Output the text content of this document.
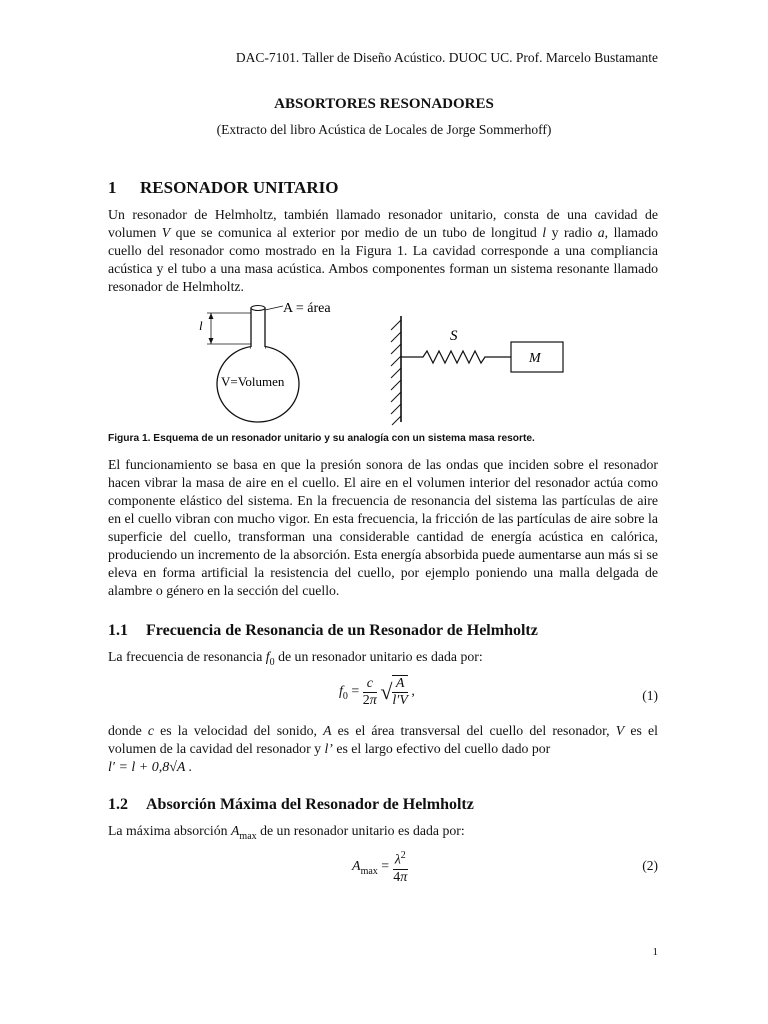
DAC-7101. Taller de Diseño Acústico. DUOC UC. Prof. Marcelo Bustamante
ABSORTORES RESONADORES
(Extracto del libro Acústica de Locales de Jorge Sommerhoff)
1 RESONADOR UNITARIO
Un resonador de Helmholtz, también llamado resonador unitario, consta de una cavidad de volumen V que se comunica al exterior por medio de un tubo de longitud l y radio a, llamado cuello del resonador como mostrado en la Figura 1. La cavidad corresponde a una compliancia acústica y el tubo a una masa acústica. Ambos componentes forman un sistema resonante llamado resonador de Helmholtz.
l
A = área
V=Volumen
S
M
Figura 1. Esquema de un resonador unitario y su analogía con un sistema masa resorte.
El funcionamiento se basa en que la presión sonora de las ondas que inciden sobre el resonador hacen vibrar la masa de aire en el cuello. El aire en el volumen interior del resonador actúa como componente elástico del sistema. En la frecuencia de resonancia del sistema las partículas de aire en el cuello vibran con mucho vigor. En esta frecuencia, la fricción de las partículas de aire sobre la superficie del cuello, transforman una considerable cantidad de energía acústica en calórica, produciendo un incremento de la absorción. Esta energía absorbida puede aumentarse aun más si se eleva en forma artificial la resistencia del cuello, por ejemplo poniendo una malla delgada de alambre o género en la sección del cuello.
1.1 Frecuencia de Resonancia de un Resonador de Helmholtz
La frecuencia de resonancia $f_0$ de un resonador unitario es dada por:
$f_0 = \frac{c}{2\pi}$ √ $\frac{A}{l'V}$ ,	(1)
donde c es la velocidad del sonido, A es el área transversal del cuello del resonador, V es el volumen de la cavidad del resonador y l’ es el largo efectivo del cuello dado por
l′ = l + 0,8√A .
1.2 Absorción Máxima del Resonador de Helmholtz
La máxima absorción $A_{max}$ de un resonador unitario es dada por:
$A_{max} = \frac{\lambda^2}{4\pi}$	(2)
1
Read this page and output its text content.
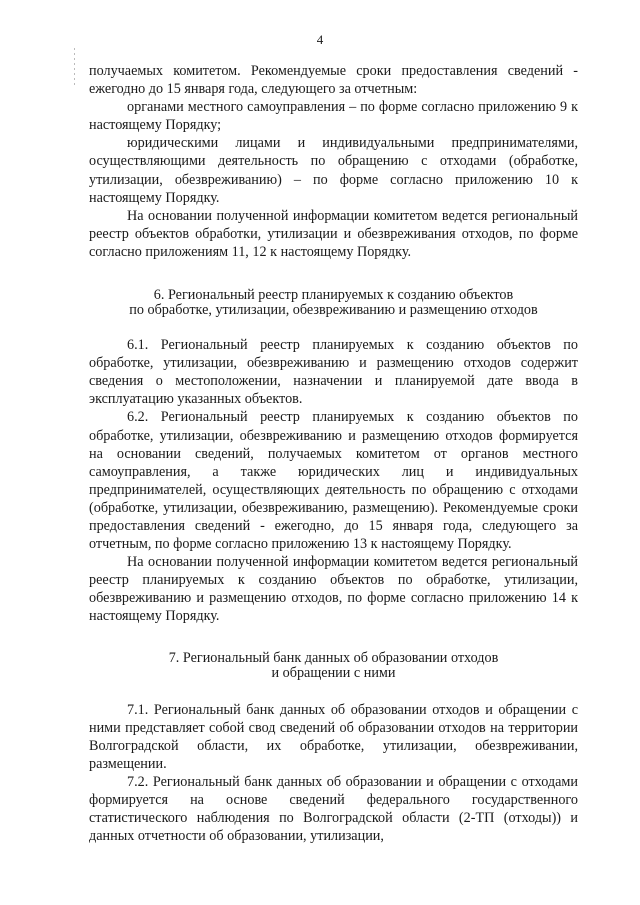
4

получаемых комитетом. Рекомендуемые сроки предоставления сведений - ежегодно до 15 января года, следующего за отчетным:

органами местного самоуправления – по форме согласно приложению 9 к настоящему Порядку;

юридическими лицами и индивидуальными предпринимателями, осуществляющими деятельность по обращению с отходами (обработке, утилизации, обезвреживанию) – по форме согласно приложению 10 к настоящему Порядку.

На основании полученной информации комитетом ведется региональный реестр объектов обработки, утилизации и обезвреживания отходов, по форме согласно приложениям 11, 12 к настоящему Порядку.

6. Региональный реестр планируемых к созданию объектов

по обработке, утилизации, обезвреживанию и размещению отходов

6.1. Региональный реестр планируемых к созданию объектов по обработке, утилизации, обезвреживанию и размещению отходов содержит сведения о местоположении, назначении и планируемой дате ввода в эксплуатацию указанных объектов.

6.2. Региональный реестр планируемых к созданию объектов по обработке, утилизации, обезвреживанию и размещению отходов формируется на основании сведений, получаемых комитетом от органов местного самоуправления, а также юридических лиц и индивидуальных предпринимателей, осуществляющих деятельность по обращению с отходами (обработке, утилизации, обезвреживанию, размещению). Рекомендуемые сроки предоставления сведений - ежегодно, до 15 января года, следующего за отчетным, по форме согласно приложению 13 к настоящему Порядку.

На основании полученной информации комитетом ведется региональный реестр планируемых к созданию объектов по обработке, утилизации, обезвреживанию и размещению отходов, по форме согласно приложению 14 к настоящему Порядку.

7. Региональный банк данных об образовании отходов

и обращении с ними

7.1. Региональный банк данных об образовании отходов и обращении с ними представляет собой свод сведений об образовании отходов на территории Волгоградской области, их обработке, утилизации, обезвреживании, размещении.

7.2. Региональный банк данных об образовании и обращении с отходами формируется на основе сведений федерального государственного статистического наблюдения по Волгоградской области (2-ТП (отходы)) и данных отчетности об образовании, утилизации,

•••••

TASK OBJECTIVE — Repeat all of the data above word for word, minus the pictures.

RESULT —
Output the text content of this document.
DAC-7101. Taller de Diseño Acústico. DUOC UC. Prof. Marcelo Bustamante
ABSORTORES RESONADORES
(Extracto del libro Acústica de Locales de Jorge Sommerhoff)
1 RESONADOR UNITARIO
Un resonador de Helmholtz, también llamado resonador unitario, consta de una cavidad de volumen V que se comunica al exterior por medio de un tubo de longitud l y radio a, llamado cuello del resonador como mostrado en la Figura 1. La cavidad corresponde a una compliancia acústica y el tubo a una masa acústica. Ambos componentes forman un sistema resonante llamado resonador de Helmholtz.
l
A = área
V=Volumen
S
M
Figura 1. Esquema de un resonador unitario y su analogía con un sistema masa resorte.
El funcionamiento se basa en que la presión sonora de las ondas que inciden sobre el resonador hacen vibrar la masa de aire en el cuello. El aire en el volumen interior del resonador actúa como componente elástico del sistema. En la frecuencia de resonancia del sistema las partículas de aire en el cuello vibran con mucho vigor. En esta frecuencia, la fricción de las partículas de aire sobre la superficie del cuello, transforman una considerable cantidad de energía acústica en calórica, produciendo un incremento de la absorción. Esta energía absorbida puede aumentarse aun más si se eleva en forma artificial la resistencia del cuello, por ejemplo poniendo una malla delgada de alambre o género en la sección del cuello.
1.1 Frecuencia de Resonancia de un Resonador de Helmholtz
La frecuencia de resonancia $f_0$ de un resonador unitario es dada por:
$f_0 = \frac{c}{2\pi}$ √ $\frac{A}{l'V}$ ,	(1)
donde c es la velocidad del sonido, A es el área transversal del cuello del resonador, V es el volumen de la cavidad del resonador y l’ es el largo efectivo del cuello dado por
l′ = l + 0,8√A .
1.2 Absorción Máxima del Resonador de Helmholtz
La máxima absorción $A_{max}$ de un resonador unitario es dada por:
$A_{max} = \frac{\lambda^2}{4\pi}$	(2)
1
Read this page and output its text content.
4

получаемых комитетом. Рекомендуемые сроки предоставления сведений - ежегодно до 15 января года, следующего за отчетным:

органами местного самоуправления – по форме согласно приложению 9 к настоящему Порядку;

юридическими лицами и индивидуальными предпринимателями, осуществляющими деятельность по обращению с отходами (обработке, утилизации, обезвреживанию) – по форме согласно приложению 10 к настоящему Порядку.

На основании полученной информации комитетом ведется региональный реестр объектов обработки, утилизации и обезвреживания отходов, по форме согласно приложениям 11, 12 к настоящему Порядку.

6. Региональный реестр планируемых к созданию объектов

по обработке, утилизации, обезвреживанию и размещению отходов

6.1. Региональный реестр планируемых к созданию объектов по обработке, утилизации, обезвреживанию и размещению отходов содержит сведения о местоположении, назначении и планируемой дате ввода в эксплуатацию указанных объектов.

6.2. Региональный реестр планируемых к созданию объектов по обработке, утилизации, обезвреживанию и размещению отходов формируется на основании сведений, получаемых комитетом от органов местного самоуправления, а также юридических лиц и индивидуальных предпринимателей, осуществляющих деятельность по обращению с отходами (обработке, утилизации, обезвреживанию, размещению). Рекомендуемые сроки предоставления сведений - ежегодно, до 15 января года, следующего за отчетным, по форме согласно приложению 13 к настоящему Порядку.

На основании полученной информации комитетом ведется региональный реестр планируемых к созданию объектов по обработке, утилизации, обезвреживанию и размещению отходов, по форме согласно приложению 14 к настоящему Порядку.

7. Региональный банк данных об образовании отходов

и обращении с ними

7.1. Региональный банк данных об образовании отходов и обращении с ними представляет собой свод сведений об образовании отходов на территории Волгоградской области, их обработке, утилизации, обезвреживании, размещении.

7.2. Региональный банк данных об образовании и обращении с отходами формируется на основе сведений федерального государственного статистического наблюдения по Волгоградской области (2-ТП (отходы)) и данных отчетности об образовании, утилизации,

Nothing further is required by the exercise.